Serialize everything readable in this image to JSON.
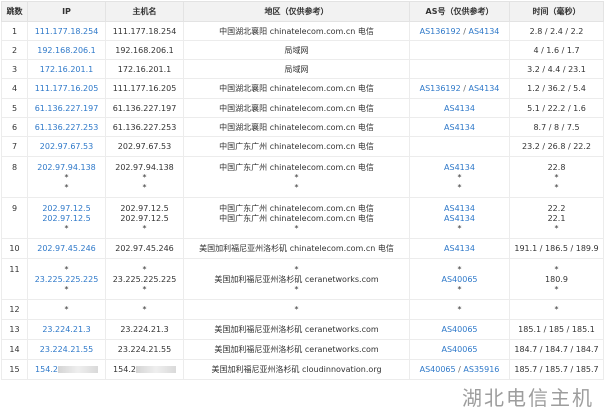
{
  "headers": [
    "跳数",
    "IP",
    "主机名",
    "地区（仅供参考）",
    "AS号（仅供参考）",
    "时间（毫秒）"
  ],
  "rows": [
    {
      "hop": "1",
      "ips": [
        "111.177.18.254"
      ],
      "hosts": [
        "111.177.18.254"
      ],
      "regions": [
        "中国湖北襄阳 chinatelecom.com.cn 电信"
      ],
      "as_lines": [
        [
          "AS136192",
          "AS4134"
        ]
      ],
      "times": [
        "2.8 / 2.4 / 2.2"
      ]
    },
    {
      "hop": "2",
      "ips": [
        "192.168.206.1"
      ],
      "hosts": [
        "192.168.206.1"
      ],
      "regions": [
        "局域网"
      ],
      "as_lines": [],
      "times": [
        "4 / 1.6 / 1.7"
      ]
    },
    {
      "hop": "3",
      "ips": [
        "172.16.201.1"
      ],
      "hosts": [
        "172.16.201.1"
      ],
      "regions": [
        "局域网"
      ],
      "as_lines": [],
      "times": [
        "3.2 / 4.4 / 23.1"
      ]
    },
    {
      "hop": "4",
      "ips": [
        "111.177.16.205"
      ],
      "hosts": [
        "111.177.16.205"
      ],
      "regions": [
        "中国湖北襄阳 chinatelecom.com.cn 电信"
      ],
      "as_lines": [
        [
          "AS136192",
          "AS4134"
        ]
      ],
      "times": [
        "1.2 / 36.2 / 5.4"
      ]
    },
    {
      "hop": "5",
      "ips": [
        "61.136.227.197"
      ],
      "hosts": [
        "61.136.227.197"
      ],
      "regions": [
        "中国湖北襄阳 chinatelecom.com.cn 电信"
      ],
      "as_lines": [
        [
          "AS4134"
        ]
      ],
      "times": [
        "5.1 / 22.2 / 1.6"
      ]
    },
    {
      "hop": "6",
      "ips": [
        "61.136.227.253"
      ],
      "hosts": [
        "61.136.227.253"
      ],
      "regions": [
        "中国湖北襄阳 chinatelecom.com.cn 电信"
      ],
      "as_lines": [
        [
          "AS4134"
        ]
      ],
      "times": [
        "8.7 / 8 / 7.5"
      ]
    },
    {
      "hop": "7",
      "ips": [
        "202.97.67.53"
      ],
      "hosts": [
        "202.97.67.53"
      ],
      "regions": [
        "中国广东广州 chinatelecom.com.cn 电信"
      ],
      "as_lines": [],
      "times": [
        "23.2 / 26.8 / 22.2"
      ]
    },
    {
      "hop": "8",
      "ips": [
        "202.97.94.138",
        "*",
        "*"
      ],
      "hosts": [
        "202.97.94.138",
        "*",
        "*"
      ],
      "regions": [
        "中国广东广州 chinatelecom.com.cn 电信",
        "*",
        "*"
      ],
      "as_lines": [
        [
          "AS4134"
        ],
        [
          "*"
        ],
        [
          "*"
        ]
      ],
      "times": [
        "22.8",
        "*",
        "*"
      ]
    },
    {
      "hop": "9",
      "ips": [
        "202.97.12.5",
        "202.97.12.5",
        "*"
      ],
      "hosts": [
        "202.97.12.5",
        "202.97.12.5",
        "*"
      ],
      "regions": [
        "中国广东广州 chinatelecom.com.cn 电信",
        "中国广东广州 chinatelecom.com.cn 电信",
        "*"
      ],
      "as_lines": [
        [
          "AS4134"
        ],
        [
          "AS4134"
        ],
        [
          "*"
        ]
      ],
      "times": [
        "22.2",
        "22.1",
        "*"
      ]
    },
    {
      "hop": "10",
      "ips": [
        "202.97.45.246"
      ],
      "hosts": [
        "202.97.45.246"
      ],
      "regions": [
        "美国加利福尼亚州洛杉矶 chinatelecom.com.cn 电信"
      ],
      "as_lines": [
        [
          "AS4134"
        ]
      ],
      "times": [
        "191.1 / 186.5 / 189.9"
      ]
    },
    {
      "hop": "11",
      "ips": [
        "*",
        "23.225.225.225",
        "*"
      ],
      "hosts": [
        "*",
        "23.225.225.225",
        "*"
      ],
      "regions": [
        "*",
        "美国加利福尼亚州洛杉矶 ceranetworks.com",
        "*"
      ],
      "as_lines": [
        [
          "*"
        ],
        [
          "AS40065"
        ],
        [
          "*"
        ]
      ],
      "times": [
        "*",
        "180.9",
        "*"
      ]
    },
    {
      "hop": "12",
      "ips": [
        "*"
      ],
      "hosts": [
        "*"
      ],
      "regions": [
        "*"
      ],
      "as_lines": [
        [
          "*"
        ]
      ],
      "times": [
        "*"
      ]
    },
    {
      "hop": "13",
      "ips": [
        "23.224.21.3"
      ],
      "hosts": [
        "23.224.21.3"
      ],
      "regions": [
        "美国加利福尼亚州洛杉矶 ceranetworks.com"
      ],
      "as_lines": [
        [
          "AS40065"
        ]
      ],
      "times": [
        "185.1 / 185 / 185.1"
      ]
    },
    {
      "hop": "14",
      "ips": [
        "23.224.21.55"
      ],
      "hosts": [
        "23.224.21.55"
      ],
      "regions": [
        "美国加利福尼亚州洛杉矶 ceranetworks.com"
      ],
      "as_lines": [
        [
          "AS40065"
        ]
      ],
      "times": [
        "184.7 / 184.7 / 184.7"
      ]
    },
    {
      "hop": "15",
      "ips": [
        "154.2"
      ],
      "hosts": [
        "154.2"
      ],
      "regions": [
        "美国加利福尼亚州洛杉矶 cloudinnovation.org"
      ],
      "as_lines": [
        [
          "AS40065",
          "AS35916"
        ]
      ],
      "times": [
        "185.7 / 185.7 / 185.7"
      ],
      "masked": true
    }
  ],
  "row_line_counts": [
    1,
    1,
    1,
    1,
    1,
    1,
    1,
    3,
    3,
    1,
    3,
    1,
    1,
    1,
    1
  ],
  "watermark": "湖北电信主机"
}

■ ■ ■ ■ ■

Give back the whole listing as it stands, minus its pictures.

Serialize everything readable in this image to JSON.
{
  "headers": [
    "跳数",
    "IP",
    "主机名",
    "地区（仅供参考）",
    "AS号（仅供参考）",
    "时间（毫秒）"
  ],
  "rows": [
    {
      "hop": "1",
      "ips": [
        "111.177.18.254"
      ],
      "hosts": [
        "111.177.18.254"
      ],
      "regions": [
        "中国湖北襄阳 chinatelecom.com.cn 电信"
      ],
      "as_lines": [
        [
          "AS136192",
          "AS4134"
        ]
      ],
      "times": [
        "2.8 / 2.4 / 2.2"
      ]
    },
    {
      "hop": "2",
      "ips": [
        "192.168.206.1"
      ],
      "hosts": [
        "192.168.206.1"
      ],
      "regions": [
        "局域网"
      ],
      "as_lines": [],
      "times": [
        "4 / 1.6 / 1.7"
      ]
    },
    {
      "hop": "3",
      "ips": [
        "172.16.201.1"
      ],
      "hosts": [
        "172.16.201.1"
      ],
      "regions": [
        "局域网"
      ],
      "as_lines": [],
      "times": [
        "3.2 / 4.4 / 23.1"
      ]
    },
    {
      "hop": "4",
      "ips": [
        "111.177.16.205"
      ],
      "hosts": [
        "111.177.16.205"
      ],
      "regions": [
        "中国湖北襄阳 chinatelecom.com.cn 电信"
      ],
      "as_lines": [
        [
          "AS136192",
          "AS4134"
        ]
      ],
      "times": [
        "1.2 / 36.2 / 5.4"
      ]
    },
    {
      "hop": "5",
      "ips": [
        "61.136.227.197"
      ],
      "hosts": [
        "61.136.227.197"
      ],
      "regions": [
        "中国湖北襄阳 chinatelecom.com.cn 电信"
      ],
      "as_lines": [
        [
          "AS4134"
        ]
      ],
      "times": [
        "5.1 / 22.2 / 1.6"
      ]
    },
    {
      "hop": "6",
      "ips": [
        "61.136.227.253"
      ],
      "hosts": [
        "61.136.227.253"
      ],
      "regions": [
        "中国湖北襄阳 chinatelecom.com.cn 电信"
      ],
      "as_lines": [
        [
          "AS4134"
        ]
      ],
      "times": [
        "8.7 / 8 / 7.5"
      ]
    },
    {
      "hop": "7",
      "ips": [
        "202.97.67.53"
      ],
      "hosts": [
        "202.97.67.53"
      ],
      "regions": [
        "中国广东广州 chinatelecom.com.cn 电信"
      ],
      "as_lines": [],
      "times": [
        "23.2 / 26.8 / 22.2"
      ]
    },
    {
      "hop": "8",
      "ips": [
        "202.97.94.138",
        "*",
        "*"
      ],
      "hosts": [
        "202.97.94.138",
        "*",
        "*"
      ],
      "regions": [
        "中国广东广州 chinatelecom.com.cn 电信",
        "*",
        "*"
      ],
      "as_lines": [
        [
          "AS4134"
        ],
        [
          "*"
        ],
        [
          "*"
        ]
      ],
      "times": [
        "22.8",
        "*",
        "*"
      ]
    },
    {
      "hop": "9",
      "ips": [
        "202.97.12.5",
        "202.97.12.5",
        "*"
      ],
      "hosts": [
        "202.97.12.5",
        "202.97.12.5",
        "*"
      ],
      "regions": [
        "中国广东广州 chinatelecom.com.cn 电信",
        "中国广东广州 chinatelecom.com.cn 电信",
        "*"
      ],
      "as_lines": [
        [
          "AS4134"
        ],
        [
          "AS4134"
        ],
        [
          "*"
        ]
      ],
      "times": [
        "22.2",
        "22.1",
        "*"
      ]
    },
    {
      "hop": "10",
      "ips": [
        "202.97.45.246"
      ],
      "hosts": [
        "202.97.45.246"
      ],
      "regions": [
        "美国加利福尼亚州洛杉矶 chinatelecom.com.cn 电信"
      ],
      "as_lines": [
        [
          "AS4134"
        ]
      ],
      "times": [
        "191.1 / 186.5 / 189.9"
      ]
    },
    {
      "hop": "11",
      "ips": [
        "*",
        "23.225.225.225",
        "*"
      ],
      "hosts": [
        "*",
        "23.225.225.225",
        "*"
      ],
      "regions": [
        "*",
        "美国加利福尼亚州洛杉矶 ceranetworks.com",
        "*"
      ],
      "as_lines": [
        [
          "*"
        ],
        [
          "AS40065"
        ],
        [
          "*"
        ]
      ],
      "times": [
        "*",
        "180.9",
        "*"
      ]
    },
    {
      "hop": "12",
      "ips": [
        "*"
      ],
      "hosts": [
        "*"
      ],
      "regions": [
        "*"
      ],
      "as_lines": [
        [
          "*"
        ]
      ],
      "times": [
        "*"
      ]
    },
    {
      "hop": "13",
      "ips": [
        "23.224.21.3"
      ],
      "hosts": [
        "23.224.21.3"
      ],
      "regions": [
        "美国加利福尼亚州洛杉矶 ceranetworks.com"
      ],
      "as_lines": [
        [
          "AS40065"
        ]
      ],
      "times": [
        "185.1 / 185 / 185.1"
      ]
    },
    {
      "hop": "14",
      "ips": [
        "23.224.21.55"
      ],
      "hosts": [
        "23.224.21.55"
      ],
      "regions": [
        "美国加利福尼亚州洛杉矶 ceranetworks.com"
      ],
      "as_lines": [
        [
          "AS40065"
        ]
      ],
      "times": [
        "184.7 / 184.7 / 184.7"
      ]
    },
    {
      "hop": "15",
      "ips": [
        "154.2"
      ],
      "hosts": [
        "154.2"
      ],
      "regions": [
        "美国加利福尼亚州洛杉矶 cloudinnovation.org"
      ],
      "as_lines": [
        [
          "AS40065",
          "AS35916"
        ]
      ],
      "times": [
        "185.7 / 185.7 / 185.7"
      ],
      "masked": true
    }
  ],
  "row_line_counts": [
    1,
    1,
    1,
    1,
    1,
    1,
    1,
    3,
    3,
    1,
    3,
    1,
    1,
    1,
    1
  ],
  "watermark": "湖北电信主机"
}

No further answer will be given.